[Task goal]:
Scan each line of the records for the word "adjustments" and extract the ones that have it.

[Entries shown]:
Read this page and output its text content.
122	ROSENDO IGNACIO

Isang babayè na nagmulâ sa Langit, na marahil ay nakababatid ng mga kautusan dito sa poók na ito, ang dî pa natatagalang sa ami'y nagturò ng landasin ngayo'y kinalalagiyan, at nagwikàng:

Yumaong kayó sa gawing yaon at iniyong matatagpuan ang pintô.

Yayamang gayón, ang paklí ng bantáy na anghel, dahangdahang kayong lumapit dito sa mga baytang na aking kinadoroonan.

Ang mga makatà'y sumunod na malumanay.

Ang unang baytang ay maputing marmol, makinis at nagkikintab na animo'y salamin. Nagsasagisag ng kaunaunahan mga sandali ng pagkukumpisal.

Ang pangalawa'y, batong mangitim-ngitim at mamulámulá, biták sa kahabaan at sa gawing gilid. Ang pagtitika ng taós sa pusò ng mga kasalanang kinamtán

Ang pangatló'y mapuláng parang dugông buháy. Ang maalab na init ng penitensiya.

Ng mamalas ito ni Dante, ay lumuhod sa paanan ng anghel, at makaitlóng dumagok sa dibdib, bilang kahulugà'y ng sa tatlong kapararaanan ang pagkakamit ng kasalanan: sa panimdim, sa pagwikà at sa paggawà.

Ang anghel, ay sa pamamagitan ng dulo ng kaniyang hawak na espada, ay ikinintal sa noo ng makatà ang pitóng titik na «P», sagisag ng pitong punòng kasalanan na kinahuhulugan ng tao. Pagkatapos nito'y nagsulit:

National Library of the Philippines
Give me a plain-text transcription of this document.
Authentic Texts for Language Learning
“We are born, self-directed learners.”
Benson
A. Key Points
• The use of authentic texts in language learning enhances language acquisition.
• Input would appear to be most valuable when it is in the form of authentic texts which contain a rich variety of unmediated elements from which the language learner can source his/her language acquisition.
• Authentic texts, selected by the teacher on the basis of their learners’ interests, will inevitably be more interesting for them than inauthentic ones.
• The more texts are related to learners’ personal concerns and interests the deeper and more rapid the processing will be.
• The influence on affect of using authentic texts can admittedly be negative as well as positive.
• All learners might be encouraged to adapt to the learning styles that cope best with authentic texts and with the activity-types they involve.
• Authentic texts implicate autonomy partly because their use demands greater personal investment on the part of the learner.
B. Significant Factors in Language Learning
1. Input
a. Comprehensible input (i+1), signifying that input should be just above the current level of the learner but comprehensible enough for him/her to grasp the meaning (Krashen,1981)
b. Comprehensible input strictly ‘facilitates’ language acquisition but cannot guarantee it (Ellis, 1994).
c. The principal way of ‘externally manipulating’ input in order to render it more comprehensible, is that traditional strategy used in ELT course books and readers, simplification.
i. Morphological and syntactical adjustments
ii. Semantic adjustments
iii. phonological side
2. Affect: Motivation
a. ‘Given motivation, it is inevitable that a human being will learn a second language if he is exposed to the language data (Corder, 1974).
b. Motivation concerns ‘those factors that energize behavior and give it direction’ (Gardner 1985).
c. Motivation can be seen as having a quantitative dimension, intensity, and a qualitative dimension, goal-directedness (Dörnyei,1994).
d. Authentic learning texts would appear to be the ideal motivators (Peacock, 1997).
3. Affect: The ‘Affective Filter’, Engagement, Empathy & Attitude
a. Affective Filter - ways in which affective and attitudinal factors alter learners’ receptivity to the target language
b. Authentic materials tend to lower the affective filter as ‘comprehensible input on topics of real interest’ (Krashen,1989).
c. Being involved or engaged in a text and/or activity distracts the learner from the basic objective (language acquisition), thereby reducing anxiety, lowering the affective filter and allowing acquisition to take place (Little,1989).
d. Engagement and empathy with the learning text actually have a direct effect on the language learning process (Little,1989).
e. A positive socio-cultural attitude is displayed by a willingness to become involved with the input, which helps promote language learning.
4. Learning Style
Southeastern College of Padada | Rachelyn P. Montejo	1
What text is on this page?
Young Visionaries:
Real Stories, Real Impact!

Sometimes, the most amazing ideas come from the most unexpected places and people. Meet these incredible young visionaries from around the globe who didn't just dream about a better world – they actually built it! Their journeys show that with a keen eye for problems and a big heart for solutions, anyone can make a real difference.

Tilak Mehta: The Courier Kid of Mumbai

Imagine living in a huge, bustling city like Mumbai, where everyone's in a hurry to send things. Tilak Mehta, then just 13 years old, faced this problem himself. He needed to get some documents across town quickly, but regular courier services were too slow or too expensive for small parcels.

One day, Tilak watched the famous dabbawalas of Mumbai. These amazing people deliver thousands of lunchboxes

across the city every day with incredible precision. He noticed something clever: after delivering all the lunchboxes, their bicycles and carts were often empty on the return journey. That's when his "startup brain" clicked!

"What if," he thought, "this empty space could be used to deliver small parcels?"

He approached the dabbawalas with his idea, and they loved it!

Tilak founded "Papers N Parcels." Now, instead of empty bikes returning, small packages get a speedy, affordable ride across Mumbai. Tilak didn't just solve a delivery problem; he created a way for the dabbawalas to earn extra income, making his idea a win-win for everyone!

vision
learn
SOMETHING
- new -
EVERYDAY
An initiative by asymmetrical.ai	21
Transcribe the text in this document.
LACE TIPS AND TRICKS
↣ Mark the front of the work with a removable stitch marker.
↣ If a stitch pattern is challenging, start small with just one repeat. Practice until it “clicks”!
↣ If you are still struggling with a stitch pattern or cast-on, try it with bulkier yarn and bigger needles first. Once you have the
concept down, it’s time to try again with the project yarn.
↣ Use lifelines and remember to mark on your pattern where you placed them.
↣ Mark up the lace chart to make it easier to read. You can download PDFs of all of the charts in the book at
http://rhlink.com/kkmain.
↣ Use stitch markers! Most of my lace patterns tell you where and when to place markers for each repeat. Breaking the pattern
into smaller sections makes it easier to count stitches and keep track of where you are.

[Response to the task]:
i. Morphological and syntactical adjustments
ii. Semantic adjustments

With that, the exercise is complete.